_Aim_. From the listing below, return each line that includes "ignition".

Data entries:
--------

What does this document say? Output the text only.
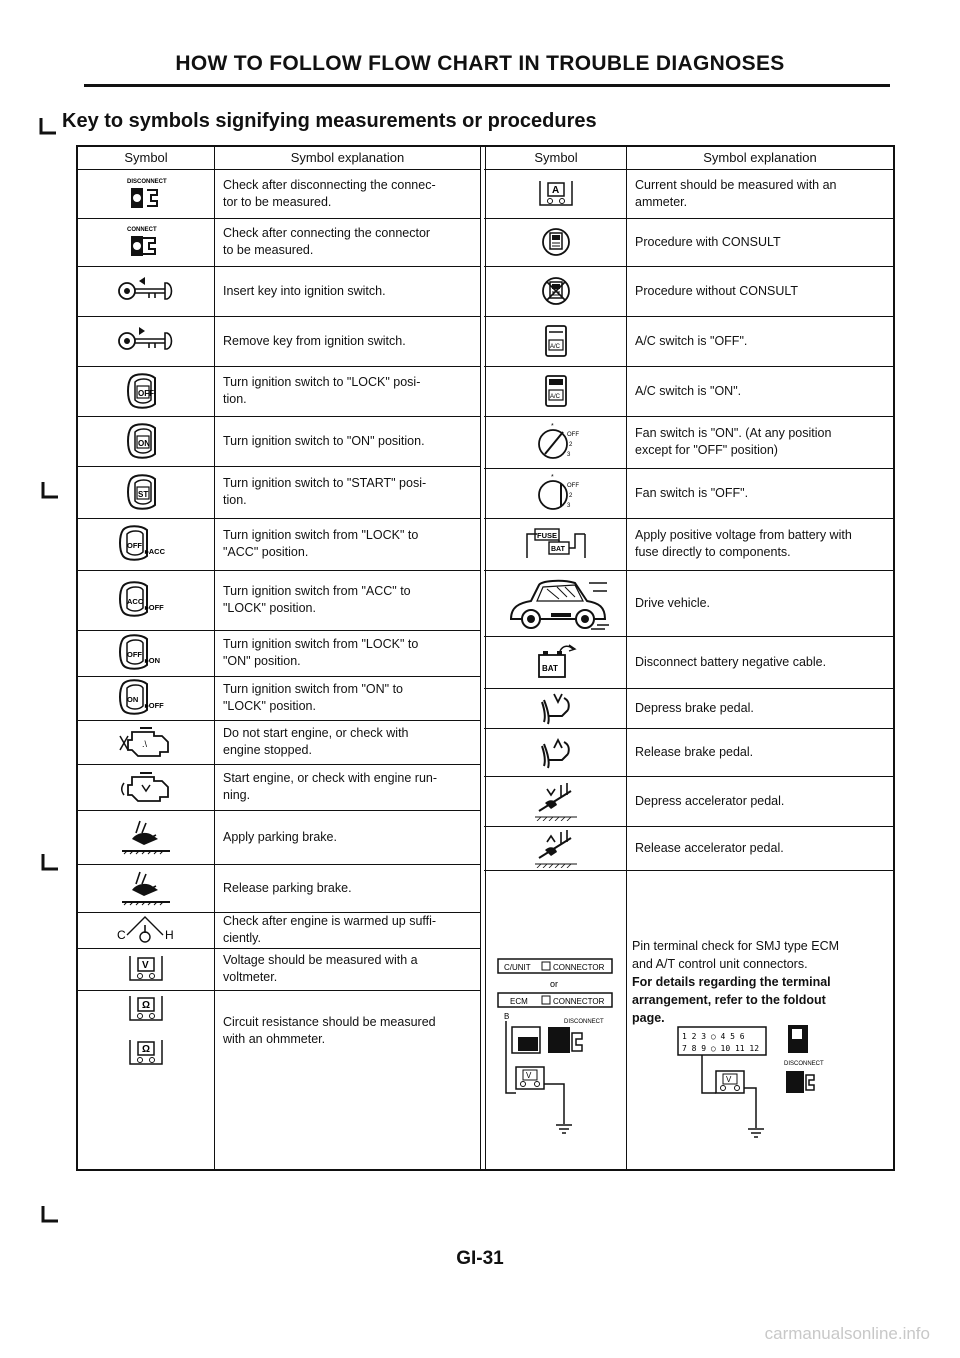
HOW TO FOLLOW FLOW CHART IN TROUBLE DIAGNOSES
Key to symbols signifying measurements or procedures
Symbol	Symbol explanation	Symbol	Symbol explanation
DISCONNECT	Check after disconnecting the connec-
tor to be measured.
CONNECT	Check after connecting the connector
to be measured.
Insert key into ignition switch.
Remove key from ignition switch.
OFF
Turn ignition switch to "LOCK" posi-
tion.
ON	Turn ignition switch to "ON" position.
ST
Turn ignition switch to "START" posi-
tion.
OFF
▸ACC
Turn ignition switch from "LOCK" to
"ACC" position.
ACC
▸OFF
Turn ignition switch from "ACC" to
"LOCK" position.
OFF
▸ON
Turn ignition switch from "LOCK" to
"ON" position.
ON
▸OFF
Turn ignition switch from "ON" to
"LOCK" position.
.\
Do not start engine, or check with
engine stopped.
Start engine, or check with engine run-
ning.
Apply parking brake.
Release parking brake.
C	H
Check after engine is warmed up suffi-
ciently.
V	Voltage should be measured with a
voltmeter.
Ω
Ω
Circuit resistance should be measured
with an ohmmeter.
A	Current should be measured with an
ammeter.
Procedure with CONSULT
Procedure without CONSULT
A/C	A/C switch is "OFF".
A/C	A/C switch is "ON".
*
OFF
2
3
Fan switch is "ON". (At any position
except for "OFF" position)
*
OFF
2
3
Fan switch is "OFF".
FUSE
BAT
Apply positive voltage from battery with
fuse directly to components.
Drive vehicle.
BAT	Disconnect battery negative cable.
Depress brake pedal.
Release brake pedal.
Depress accelerator pedal.
Release accelerator pedal.
Pin terminal check for SMJ type ECM
and A/T control unit connectors.
For details regarding the terminal
arrangement, refer to the foldout
page.
C/UNIT	CONNECTOR
or
ECM	CONNECTOR
B
DISCONNECT
V
1 2 3 ○ 4 5 6
7 8 9 ○ 10 11 12
DISCONNECT
V
GI-31
carmanualsonline.info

--------

_The solution_.
Insert key into ignition switch.
Remove key from ignition switch.
Turn ignition switch to "LOCK" posi-
ON	Turn ignition switch to "ON" position.
Turn ignition switch to "START" posi-
Turn ignition switch from "LOCK" to
Turn ignition switch from "ACC" to
Turn ignition switch from "LOCK" to
Turn ignition switch from "ON" to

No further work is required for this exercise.